*Given data:*
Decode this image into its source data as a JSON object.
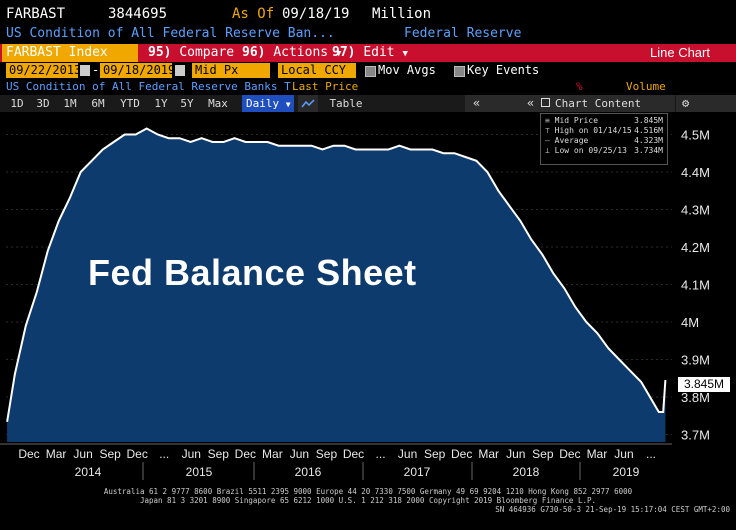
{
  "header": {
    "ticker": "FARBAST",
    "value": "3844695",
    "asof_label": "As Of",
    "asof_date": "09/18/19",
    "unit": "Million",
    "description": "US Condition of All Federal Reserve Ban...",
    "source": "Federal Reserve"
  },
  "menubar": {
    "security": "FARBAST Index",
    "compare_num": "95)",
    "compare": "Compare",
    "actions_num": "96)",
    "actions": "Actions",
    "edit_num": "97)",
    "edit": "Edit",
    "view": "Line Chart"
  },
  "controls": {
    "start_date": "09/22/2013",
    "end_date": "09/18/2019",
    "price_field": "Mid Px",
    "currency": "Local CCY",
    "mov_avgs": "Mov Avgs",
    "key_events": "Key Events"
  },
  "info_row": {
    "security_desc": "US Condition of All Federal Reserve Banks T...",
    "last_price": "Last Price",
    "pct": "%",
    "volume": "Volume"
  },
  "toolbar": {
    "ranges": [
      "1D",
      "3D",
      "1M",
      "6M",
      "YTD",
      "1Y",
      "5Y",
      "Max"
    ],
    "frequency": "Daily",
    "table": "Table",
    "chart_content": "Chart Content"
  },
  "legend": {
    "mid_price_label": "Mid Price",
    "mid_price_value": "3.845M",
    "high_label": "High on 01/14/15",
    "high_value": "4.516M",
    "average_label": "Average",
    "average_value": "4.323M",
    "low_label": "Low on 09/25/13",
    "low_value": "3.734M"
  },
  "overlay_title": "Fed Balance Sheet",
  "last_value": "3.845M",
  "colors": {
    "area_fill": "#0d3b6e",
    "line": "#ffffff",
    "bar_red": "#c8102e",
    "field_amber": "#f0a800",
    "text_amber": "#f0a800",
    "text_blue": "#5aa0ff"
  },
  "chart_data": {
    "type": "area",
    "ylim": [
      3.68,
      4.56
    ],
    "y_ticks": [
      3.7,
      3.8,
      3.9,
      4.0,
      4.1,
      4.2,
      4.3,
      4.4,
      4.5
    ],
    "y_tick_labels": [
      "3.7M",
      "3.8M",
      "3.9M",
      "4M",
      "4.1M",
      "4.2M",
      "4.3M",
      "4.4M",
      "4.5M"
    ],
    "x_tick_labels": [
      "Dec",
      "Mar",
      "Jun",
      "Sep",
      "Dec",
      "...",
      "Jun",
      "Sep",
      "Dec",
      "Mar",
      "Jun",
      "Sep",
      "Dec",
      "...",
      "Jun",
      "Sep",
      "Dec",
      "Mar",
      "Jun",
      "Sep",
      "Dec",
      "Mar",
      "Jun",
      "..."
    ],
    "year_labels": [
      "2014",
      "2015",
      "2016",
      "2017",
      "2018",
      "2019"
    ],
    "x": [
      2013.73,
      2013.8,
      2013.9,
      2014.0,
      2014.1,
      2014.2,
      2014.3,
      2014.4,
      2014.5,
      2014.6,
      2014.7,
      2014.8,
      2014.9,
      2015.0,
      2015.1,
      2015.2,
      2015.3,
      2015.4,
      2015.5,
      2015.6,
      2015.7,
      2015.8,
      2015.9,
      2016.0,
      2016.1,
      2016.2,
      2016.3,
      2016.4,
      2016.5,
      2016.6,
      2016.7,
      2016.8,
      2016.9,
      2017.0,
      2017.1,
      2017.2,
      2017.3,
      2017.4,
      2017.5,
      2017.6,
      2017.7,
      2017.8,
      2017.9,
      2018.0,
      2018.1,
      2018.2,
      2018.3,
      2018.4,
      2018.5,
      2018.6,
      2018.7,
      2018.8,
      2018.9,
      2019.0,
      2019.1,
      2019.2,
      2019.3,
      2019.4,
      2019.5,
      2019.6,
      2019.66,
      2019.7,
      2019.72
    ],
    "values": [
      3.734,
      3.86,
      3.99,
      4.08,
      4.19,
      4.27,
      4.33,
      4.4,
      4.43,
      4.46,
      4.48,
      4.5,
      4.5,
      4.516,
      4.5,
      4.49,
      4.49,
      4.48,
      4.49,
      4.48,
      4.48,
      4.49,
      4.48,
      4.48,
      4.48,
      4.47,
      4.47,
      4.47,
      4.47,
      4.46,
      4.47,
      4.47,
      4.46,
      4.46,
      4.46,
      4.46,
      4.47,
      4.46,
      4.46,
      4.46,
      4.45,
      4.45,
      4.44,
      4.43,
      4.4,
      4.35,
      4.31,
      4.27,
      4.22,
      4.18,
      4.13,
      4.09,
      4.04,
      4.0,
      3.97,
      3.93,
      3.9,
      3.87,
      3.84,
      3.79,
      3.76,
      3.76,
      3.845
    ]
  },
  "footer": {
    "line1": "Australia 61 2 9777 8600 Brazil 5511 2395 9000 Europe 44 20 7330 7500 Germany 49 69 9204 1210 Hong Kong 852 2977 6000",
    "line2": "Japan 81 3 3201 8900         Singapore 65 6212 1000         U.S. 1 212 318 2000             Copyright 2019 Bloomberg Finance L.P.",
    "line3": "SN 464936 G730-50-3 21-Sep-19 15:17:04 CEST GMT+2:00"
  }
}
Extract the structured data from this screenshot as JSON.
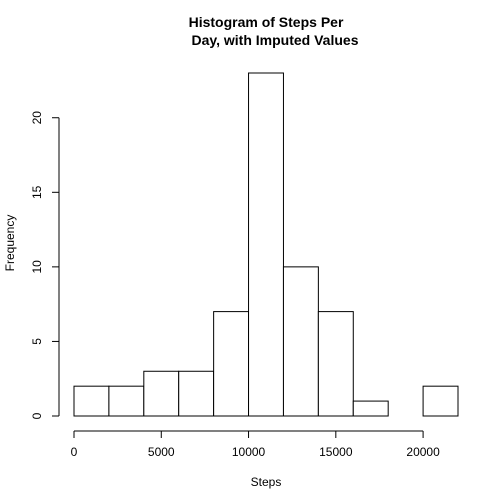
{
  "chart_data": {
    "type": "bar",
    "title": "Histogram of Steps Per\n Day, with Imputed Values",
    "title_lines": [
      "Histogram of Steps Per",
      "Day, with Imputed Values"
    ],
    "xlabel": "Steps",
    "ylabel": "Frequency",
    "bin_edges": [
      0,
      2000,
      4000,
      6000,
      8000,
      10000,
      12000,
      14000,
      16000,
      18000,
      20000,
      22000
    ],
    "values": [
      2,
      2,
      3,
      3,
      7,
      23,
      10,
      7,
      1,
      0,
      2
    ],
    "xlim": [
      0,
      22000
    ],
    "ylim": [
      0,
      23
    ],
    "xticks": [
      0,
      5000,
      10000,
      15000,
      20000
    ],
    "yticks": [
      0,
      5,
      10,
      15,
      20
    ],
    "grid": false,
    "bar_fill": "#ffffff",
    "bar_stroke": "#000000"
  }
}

*Task statement:*
Give all the entries again exactly, dropping each picture.

*Task result:*
Decode this image into its source data as a JSON object.
{
  "header": {
    "ticker": "FARBAST",
    "value": "3844695",
    "asof_label": "As Of",
    "asof_date": "09/18/19",
    "unit": "Million",
    "description": "US Condition of All Federal Reserve Ban...",
    "source": "Federal Reserve"
  },
  "menubar": {
    "security": "FARBAST Index",
    "compare_num": "95)",
    "compare": "Compare",
    "actions_num": "96)",
    "actions": "Actions",
    "edit_num": "97)",
    "edit": "Edit",
    "view": "Line Chart"
  },
  "controls": {
    "start_date": "09/22/2013",
    "end_date": "09/18/2019",
    "price_field": "Mid Px",
    "currency": "Local CCY",
    "mov_avgs": "Mov Avgs",
    "key_events": "Key Events"
  },
  "info_row": {
    "security_desc": "US Condition of All Federal Reserve Banks T...",
    "last_price": "Last Price",
    "pct": "%",
    "volume": "Volume"
  },
  "toolbar": {
    "ranges": [
      "1D",
      "3D",
      "1M",
      "6M",
      "YTD",
      "1Y",
      "5Y",
      "Max"
    ],
    "frequency": "Daily",
    "table": "Table",
    "chart_content": "Chart Content"
  },
  "legend": {
    "mid_price_label": "Mid Price",
    "mid_price_value": "3.845M",
    "high_label": "High on 01/14/15",
    "high_value": "4.516M",
    "average_label": "Average",
    "average_value": "4.323M",
    "low_label": "Low on 09/25/13",
    "low_value": "3.734M"
  },
  "overlay_title": "Fed Balance Sheet",
  "last_value": "3.845M",
  "colors": {
    "area_fill": "#0d3b6e",
    "line": "#ffffff",
    "bar_red": "#c8102e",
    "field_amber": "#f0a800",
    "text_amber": "#f0a800",
    "text_blue": "#5aa0ff"
  },
  "chart_data": {
    "type": "area",
    "ylim": [
      3.68,
      4.56
    ],
    "y_ticks": [
      3.7,
      3.8,
      3.9,
      4.0,
      4.1,
      4.2,
      4.3,
      4.4,
      4.5
    ],
    "y_tick_labels": [
      "3.7M",
      "3.8M",
      "3.9M",
      "4M",
      "4.1M",
      "4.2M",
      "4.3M",
      "4.4M",
      "4.5M"
    ],
    "x_tick_labels": [
      "Dec",
      "Mar",
      "Jun",
      "Sep",
      "Dec",
      "...",
      "Jun",
      "Sep",
      "Dec",
      "Mar",
      "Jun",
      "Sep",
      "Dec",
      "...",
      "Jun",
      "Sep",
      "Dec",
      "Mar",
      "Jun",
      "Sep",
      "Dec",
      "Mar",
      "Jun",
      "..."
    ],
    "year_labels": [
      "2014",
      "2015",
      "2016",
      "2017",
      "2018",
      "2019"
    ],
    "x": [
      2013.73,
      2013.8,
      2013.9,
      2014.0,
      2014.1,
      2014.2,
      2014.3,
      2014.4,
      2014.5,
      2014.6,
      2014.7,
      2014.8,
      2014.9,
      2015.0,
      2015.1,
      2015.2,
      2015.3,
      2015.4,
      2015.5,
      2015.6,
      2015.7,
      2015.8,
      2015.9,
      2016.0,
      2016.1,
      2016.2,
      2016.3,
      2016.4,
      2016.5,
      2016.6,
      2016.7,
      2016.8,
      2016.9,
      2017.0,
      2017.1,
      2017.2,
      2017.3,
      2017.4,
      2017.5,
      2017.6,
      2017.7,
      2017.8,
      2017.9,
      2018.0,
      2018.1,
      2018.2,
      2018.3,
      2018.4,
      2018.5,
      2018.6,
      2018.7,
      2018.8,
      2018.9,
      2019.0,
      2019.1,
      2019.2,
      2019.3,
      2019.4,
      2019.5,
      2019.6,
      2019.66,
      2019.7,
      2019.72
    ],
    "values": [
      3.734,
      3.86,
      3.99,
      4.08,
      4.19,
      4.27,
      4.33,
      4.4,
      4.43,
      4.46,
      4.48,
      4.5,
      4.5,
      4.516,
      4.5,
      4.49,
      4.49,
      4.48,
      4.49,
      4.48,
      4.48,
      4.49,
      4.48,
      4.48,
      4.48,
      4.47,
      4.47,
      4.47,
      4.47,
      4.46,
      4.47,
      4.47,
      4.46,
      4.46,
      4.46,
      4.46,
      4.47,
      4.46,
      4.46,
      4.46,
      4.45,
      4.45,
      4.44,
      4.43,
      4.4,
      4.35,
      4.31,
      4.27,
      4.22,
      4.18,
      4.13,
      4.09,
      4.04,
      4.0,
      3.97,
      3.93,
      3.9,
      3.87,
      3.84,
      3.79,
      3.76,
      3.76,
      3.845
    ]
  },
  "footer": {
    "line1": "Australia 61 2 9777 8600 Brazil 5511 2395 9000 Europe 44 20 7330 7500 Germany 49 69 9204 1210 Hong Kong 852 2977 6000",
    "line2": "Japan 81 3 3201 8900         Singapore 65 6212 1000         U.S. 1 212 318 2000             Copyright 2019 Bloomberg Finance L.P.",
    "line3": "SN 464936 G730-50-3 21-Sep-19 15:17:04 CEST GMT+2:00"
  }
}
Extract the structured data from this screenshot as JSON.
{
  "chart_data": {
    "type": "bar",
    "title": "Histogram of Steps Per\n Day, with Imputed Values",
    "title_lines": [
      "Histogram of Steps Per",
      "Day, with Imputed Values"
    ],
    "xlabel": "Steps",
    "ylabel": "Frequency",
    "bin_edges": [
      0,
      2000,
      4000,
      6000,
      8000,
      10000,
      12000,
      14000,
      16000,
      18000,
      20000,
      22000
    ],
    "values": [
      2,
      2,
      3,
      3,
      7,
      23,
      10,
      7,
      1,
      0,
      2
    ],
    "xlim": [
      0,
      22000
    ],
    "ylim": [
      0,
      23
    ],
    "xticks": [
      0,
      5000,
      10000,
      15000,
      20000
    ],
    "yticks": [
      0,
      5,
      10,
      15,
      20
    ],
    "grid": false,
    "bar_fill": "#ffffff",
    "bar_stroke": "#000000"
  }
}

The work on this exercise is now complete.